Data entries:
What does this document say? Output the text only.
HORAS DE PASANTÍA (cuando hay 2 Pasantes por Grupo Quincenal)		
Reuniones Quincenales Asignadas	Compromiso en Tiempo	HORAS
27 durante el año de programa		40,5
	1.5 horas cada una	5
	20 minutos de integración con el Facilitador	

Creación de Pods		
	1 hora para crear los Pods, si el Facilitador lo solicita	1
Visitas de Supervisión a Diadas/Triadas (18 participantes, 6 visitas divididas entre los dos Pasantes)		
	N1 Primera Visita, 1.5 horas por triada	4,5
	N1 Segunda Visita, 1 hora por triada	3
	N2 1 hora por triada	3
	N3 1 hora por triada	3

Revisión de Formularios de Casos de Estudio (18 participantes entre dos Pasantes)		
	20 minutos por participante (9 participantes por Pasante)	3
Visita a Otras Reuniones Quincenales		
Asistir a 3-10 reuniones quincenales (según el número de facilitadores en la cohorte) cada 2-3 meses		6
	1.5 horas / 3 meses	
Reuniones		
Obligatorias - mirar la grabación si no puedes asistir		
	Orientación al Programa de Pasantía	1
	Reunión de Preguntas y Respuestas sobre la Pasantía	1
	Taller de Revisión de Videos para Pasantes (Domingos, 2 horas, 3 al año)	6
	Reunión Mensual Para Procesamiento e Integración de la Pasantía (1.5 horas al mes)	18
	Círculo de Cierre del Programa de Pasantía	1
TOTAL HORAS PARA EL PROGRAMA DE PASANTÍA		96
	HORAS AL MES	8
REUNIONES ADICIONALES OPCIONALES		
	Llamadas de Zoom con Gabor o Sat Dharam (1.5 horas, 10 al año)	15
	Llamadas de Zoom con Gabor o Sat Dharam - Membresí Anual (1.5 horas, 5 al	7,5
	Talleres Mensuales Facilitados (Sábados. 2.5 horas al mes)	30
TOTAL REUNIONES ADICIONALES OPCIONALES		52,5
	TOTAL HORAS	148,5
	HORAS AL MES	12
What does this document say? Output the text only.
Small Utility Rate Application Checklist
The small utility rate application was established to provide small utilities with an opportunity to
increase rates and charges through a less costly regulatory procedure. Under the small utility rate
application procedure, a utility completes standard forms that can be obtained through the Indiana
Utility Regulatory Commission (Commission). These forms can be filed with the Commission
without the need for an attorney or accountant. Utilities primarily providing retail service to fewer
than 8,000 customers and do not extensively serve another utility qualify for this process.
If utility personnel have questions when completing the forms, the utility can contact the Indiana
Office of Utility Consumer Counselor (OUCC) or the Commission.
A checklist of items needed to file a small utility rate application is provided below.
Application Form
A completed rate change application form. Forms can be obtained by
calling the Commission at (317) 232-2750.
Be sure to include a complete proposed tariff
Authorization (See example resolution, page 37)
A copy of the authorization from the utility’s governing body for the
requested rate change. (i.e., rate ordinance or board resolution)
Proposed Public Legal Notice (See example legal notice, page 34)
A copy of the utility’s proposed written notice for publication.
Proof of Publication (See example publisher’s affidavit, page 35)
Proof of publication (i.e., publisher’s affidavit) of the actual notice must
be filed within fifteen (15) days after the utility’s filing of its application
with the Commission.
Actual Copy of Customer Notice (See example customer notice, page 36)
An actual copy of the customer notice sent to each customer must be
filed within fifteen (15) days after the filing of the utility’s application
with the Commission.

Task to carry out: Type out the full listing again, exactly as given.

Solution for this task:
What does this document say? Output the text only.
HORAS DE PASANTÍA (cuando hay 2 Pasantes por Grupo Quincenal)		
Reuniones Quincenales Asignadas	Compromiso en Tiempo	HORAS
27 durante el año de programa		40,5
	1.5 horas cada una	5
	20 minutos de integración con el Facilitador	

Creación de Pods		
	1 hora para crear los Pods, si el Facilitador lo solicita	1
Visitas de Supervisión a Diadas/Triadas (18 participantes, 6 visitas divididas entre los dos Pasantes)		
	N1 Primera Visita, 1.5 horas por triada	4,5
	N1 Segunda Visita, 1 hora por triada	3
	N2 1 hora por triada	3
	N3 1 hora por triada	3

Revisión de Formularios de Casos de Estudio (18 participantes entre dos Pasantes)		
	20 minutos por participante (9 participantes por Pasante)	3
Visita a Otras Reuniones Quincenales		
Asistir a 3-10 reuniones quincenales (según el número de facilitadores en la cohorte) cada 2-3 meses		6
	1.5 horas / 3 meses	
Reuniones		
Obligatorias - mirar la grabación si no puedes asistir		
	Orientación al Programa de Pasantía	1
	Reunión de Preguntas y Respuestas sobre la Pasantía	1
	Taller de Revisión de Videos para Pasantes (Domingos, 2 horas, 3 al año)	6
	Reunión Mensual Para Procesamiento e Integración de la Pasantía (1.5 horas al mes)	18
	Círculo de Cierre del Programa de Pasantía	1
TOTAL HORAS PARA EL PROGRAMA DE PASANTÍA		96
	HORAS AL MES	8
REUNIONES ADICIONALES OPCIONALES		
	Llamadas de Zoom con Gabor o Sat Dharam (1.5 horas, 10 al año)	15
	Llamadas de Zoom con Gabor o Sat Dharam - Membresí Anual (1.5 horas, 5 al	7,5
	Talleres Mensuales Facilitados (Sábados. 2.5 horas al mes)	30
TOTAL REUNIONES ADICIONALES OPCIONALES		52,5
	TOTAL HORAS	148,5
	HORAS AL MES	12
What does this document say? Output the text only.
Small Utility Rate Application Checklist
The small utility rate application was established to provide small utilities with an opportunity to
increase rates and charges through a less costly regulatory procedure. Under the small utility rate
application procedure, a utility completes standard forms that can be obtained through the Indiana
Utility Regulatory Commission (Commission). These forms can be filed with the Commission
without the need for an attorney or accountant. Utilities primarily providing retail service to fewer
than 8,000 customers and do not extensively serve another utility qualify for this process.
If utility personnel have questions when completing the forms, the utility can contact the Indiana
Office of Utility Consumer Counselor (OUCC) or the Commission.
A checklist of items needed to file a small utility rate application is provided below.
Application Form
A completed rate change application form. Forms can be obtained by
calling the Commission at (317) 232-2750.
Be sure to include a complete proposed tariff
Authorization (See example resolution, page 37)
A copy of the authorization from the utility’s governing body for the
requested rate change. (i.e., rate ordinance or board resolution)
Proposed Public Legal Notice (See example legal notice, page 34)
A copy of the utility’s proposed written notice for publication.
Proof of Publication (See example publisher’s affidavit, page 35)
Proof of publication (i.e., publisher’s affidavit) of the actual notice must
be filed within fifteen (15) days after the utility’s filing of its application
with the Commission.
Actual Copy of Customer Notice (See example customer notice, page 36)
An actual copy of the customer notice sent to each customer must be
filed within fifteen (15) days after the filing of the utility’s application
with the Commission.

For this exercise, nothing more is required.